• Exercise: Your task is to transcribe the entries below exactly, beginning with the line containing "Read this page and output its text content." and ending with the final line, and to add nothing else.

• Data rows:
· · · · · · ·

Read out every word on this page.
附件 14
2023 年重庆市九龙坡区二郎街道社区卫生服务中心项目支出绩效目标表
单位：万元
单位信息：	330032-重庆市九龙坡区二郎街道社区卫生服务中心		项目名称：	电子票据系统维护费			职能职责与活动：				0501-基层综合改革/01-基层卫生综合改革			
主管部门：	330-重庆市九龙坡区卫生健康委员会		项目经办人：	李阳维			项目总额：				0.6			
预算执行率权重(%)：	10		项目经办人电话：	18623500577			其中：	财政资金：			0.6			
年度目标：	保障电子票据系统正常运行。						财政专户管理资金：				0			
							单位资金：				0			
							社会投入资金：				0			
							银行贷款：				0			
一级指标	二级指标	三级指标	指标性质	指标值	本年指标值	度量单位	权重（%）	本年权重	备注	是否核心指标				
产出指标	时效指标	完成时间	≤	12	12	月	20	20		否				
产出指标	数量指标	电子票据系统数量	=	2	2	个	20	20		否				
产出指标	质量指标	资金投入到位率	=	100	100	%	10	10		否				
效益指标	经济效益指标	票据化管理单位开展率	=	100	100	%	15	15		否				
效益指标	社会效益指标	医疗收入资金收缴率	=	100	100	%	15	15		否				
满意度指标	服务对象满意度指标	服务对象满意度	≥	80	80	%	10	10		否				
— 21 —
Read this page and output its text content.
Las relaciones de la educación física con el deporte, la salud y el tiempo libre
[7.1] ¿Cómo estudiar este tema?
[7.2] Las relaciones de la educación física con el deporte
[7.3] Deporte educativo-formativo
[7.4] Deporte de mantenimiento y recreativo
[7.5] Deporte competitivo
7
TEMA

· · · · · · ·

• The output:
Read this page and output its text content.
Las relaciones de la educación física con el deporte, la salud y el tiempo libre
[7.1] ¿Cómo estudiar este tema?
[7.2] Las relaciones de la educación física con el deporte
[7.3] Deporte educativo-formativo
[7.4] Deporte de mantenimiento y recreativo
[7.5] Deporte competitivo
7
TEMA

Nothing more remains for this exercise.